Saved entries:
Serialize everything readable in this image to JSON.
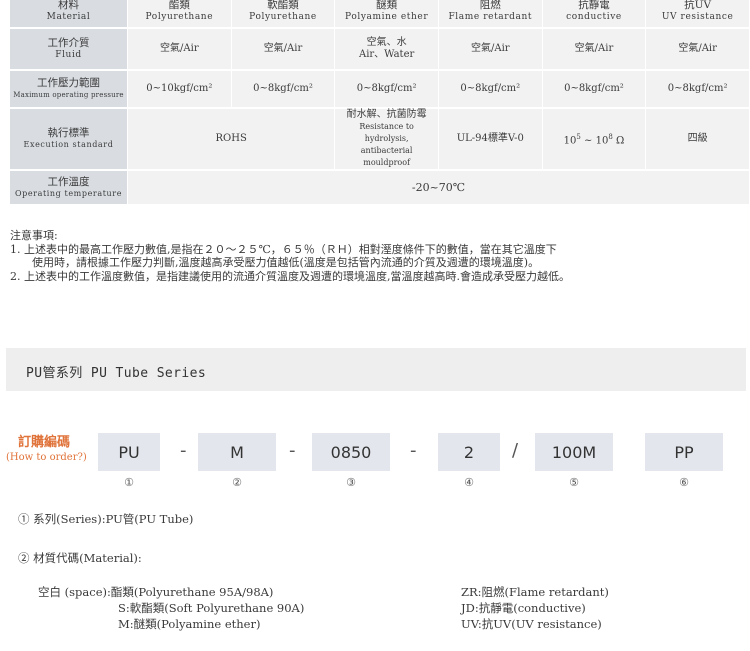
{
  "table": {
    "header_row": {
      "label_zh": "材料",
      "label_en": "Material",
      "cols": [
        {
          "zh": "酯類",
          "en": "Polyurethane"
        },
        {
          "zh": "軟酯類",
          "en": "Polyurethane"
        },
        {
          "zh": "醚類",
          "en": "Polyamine ether"
        },
        {
          "zh": "阻燃",
          "en": "Flame retardant"
        },
        {
          "zh": "抗靜電",
          "en": "conductive"
        },
        {
          "zh": "抗UV",
          "en": "UV resistance"
        }
      ]
    },
    "fluid_row": {
      "label_zh": "工作介質",
      "label_en": "Fluid",
      "cols": [
        "空氣/Air",
        "空氣/Air",
        "空氣、水",
        "空氣/Air",
        "空氣/Air",
        "空氣/Air"
      ],
      "col3_line2": "Air、Water"
    },
    "pressure_row": {
      "label_zh": "工作壓力範圍",
      "label_en": "Maximum operating pressure",
      "cols": [
        "0~10kgf/cm²",
        "0~8kgf/cm²",
        "0~8kgf/cm²",
        "0~8kgf/cm²",
        "0~8kgf/cm²",
        "0~8kgf/cm²"
      ]
    },
    "standard_row": {
      "label_zh": "執行標準",
      "label_en": "Execution standard",
      "rohs": "ROHS",
      "ether_zh": "耐水解、抗菌防霉",
      "ether_en1": "Resistance to hydrolysis,",
      "ether_en2": "antibacterial mouldproof",
      "flame": "UL-94標準V-0",
      "conductive_base1": "10",
      "conductive_exp1": "5",
      "conductive_mid": " ~ 10",
      "conductive_exp2": "8",
      "conductive_unit": " Ω",
      "uv": "四級"
    },
    "temp_row": {
      "label_zh": "工作溫度",
      "label_en": "Operating temperature",
      "value": "-20~70℃"
    }
  },
  "notes": {
    "title": "注意事項:",
    "line1": "1.  上述表中的最高工作壓力數值,是指在２０～２５℃，６５％（ＲＨ）相對溼度條件下的數值，當在其它溫度下",
    "line1b": "使用時，請根據工作壓力判斷,溫度越高承受壓力值越低(溫度是包括管內流通的介質及週遭的環境溫度)。",
    "line2": "2.  上述表中的工作溫度數值，是指建議使用的流通介質溫度及週遭的環境溫度,當溫度越高時.會造成承受壓力越低。"
  },
  "series": {
    "title": "PU管系列 PU Tube Series"
  },
  "order": {
    "label_zh": "訂購編碼",
    "label_en": "(How to order?)",
    "codes": [
      "PU",
      "M",
      "0850",
      "2",
      "100M",
      "PP"
    ],
    "seps": [
      "-",
      "-",
      "-",
      "/"
    ],
    "nums": [
      "①",
      "②",
      "③",
      "④",
      "⑤",
      "⑥"
    ]
  },
  "desc": {
    "item1": "①  系列(Series):PU管(PU Tube)",
    "item2": "②  材質代碼(Material):",
    "mat_left": [
      "空白 (space):酯類(Polyurethane 95A/98A)",
      "S:軟酯類(Soft Polyurethane 90A)",
      "M:醚類(Polyamine ether)"
    ],
    "mat_right": [
      "ZR:阻燃(Flame retardant)",
      "JD:抗靜電(conductive)",
      "UV:抗UV(UV resistance)"
    ]
  }
}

» **EXERCISE AIM**:
Retype each line above precisely, please. Skip anything that is a picture.

» **SOLUTION**:
Serialize everything readable in this image to JSON.
{
  "table": {
    "header_row": {
      "label_zh": "材料",
      "label_en": "Material",
      "cols": [
        {
          "zh": "酯類",
          "en": "Polyurethane"
        },
        {
          "zh": "軟酯類",
          "en": "Polyurethane"
        },
        {
          "zh": "醚類",
          "en": "Polyamine ether"
        },
        {
          "zh": "阻燃",
          "en": "Flame retardant"
        },
        {
          "zh": "抗靜電",
          "en": "conductive"
        },
        {
          "zh": "抗UV",
          "en": "UV resistance"
        }
      ]
    },
    "fluid_row": {
      "label_zh": "工作介質",
      "label_en": "Fluid",
      "cols": [
        "空氣/Air",
        "空氣/Air",
        "空氣、水",
        "空氣/Air",
        "空氣/Air",
        "空氣/Air"
      ],
      "col3_line2": "Air、Water"
    },
    "pressure_row": {
      "label_zh": "工作壓力範圍",
      "label_en": "Maximum operating pressure",
      "cols": [
        "0~10kgf/cm²",
        "0~8kgf/cm²",
        "0~8kgf/cm²",
        "0~8kgf/cm²",
        "0~8kgf/cm²",
        "0~8kgf/cm²"
      ]
    },
    "standard_row": {
      "label_zh": "執行標準",
      "label_en": "Execution standard",
      "rohs": "ROHS",
      "ether_zh": "耐水解、抗菌防霉",
      "ether_en1": "Resistance to hydrolysis,",
      "ether_en2": "antibacterial mouldproof",
      "flame": "UL-94標準V-0",
      "conductive_base1": "10",
      "conductive_exp1": "5",
      "conductive_mid": " ~ 10",
      "conductive_exp2": "8",
      "conductive_unit": " Ω",
      "uv": "四級"
    },
    "temp_row": {
      "label_zh": "工作溫度",
      "label_en": "Operating temperature",
      "value": "-20~70℃"
    }
  },
  "notes": {
    "title": "注意事項:",
    "line1": "1.  上述表中的最高工作壓力數值,是指在２０～２５℃，６５％（ＲＨ）相對溼度條件下的數值，當在其它溫度下",
    "line1b": "使用時，請根據工作壓力判斷,溫度越高承受壓力值越低(溫度是包括管內流通的介質及週遭的環境溫度)。",
    "line2": "2.  上述表中的工作溫度數值，是指建議使用的流通介質溫度及週遭的環境溫度,當溫度越高時.會造成承受壓力越低。"
  },
  "series": {
    "title": "PU管系列 PU Tube Series"
  },
  "order": {
    "label_zh": "訂購編碼",
    "label_en": "(How to order?)",
    "codes": [
      "PU",
      "M",
      "0850",
      "2",
      "100M",
      "PP"
    ],
    "seps": [
      "-",
      "-",
      "-",
      "/"
    ],
    "nums": [
      "①",
      "②",
      "③",
      "④",
      "⑤",
      "⑥"
    ]
  },
  "desc": {
    "item1": "①  系列(Series):PU管(PU Tube)",
    "item2": "②  材質代碼(Material):",
    "mat_left": [
      "空白 (space):酯類(Polyurethane 95A/98A)",
      "S:軟酯類(Soft Polyurethane 90A)",
      "M:醚類(Polyamine ether)"
    ],
    "mat_right": [
      "ZR:阻燃(Flame retardant)",
      "JD:抗靜電(conductive)",
      "UV:抗UV(UV resistance)"
    ]
  }
}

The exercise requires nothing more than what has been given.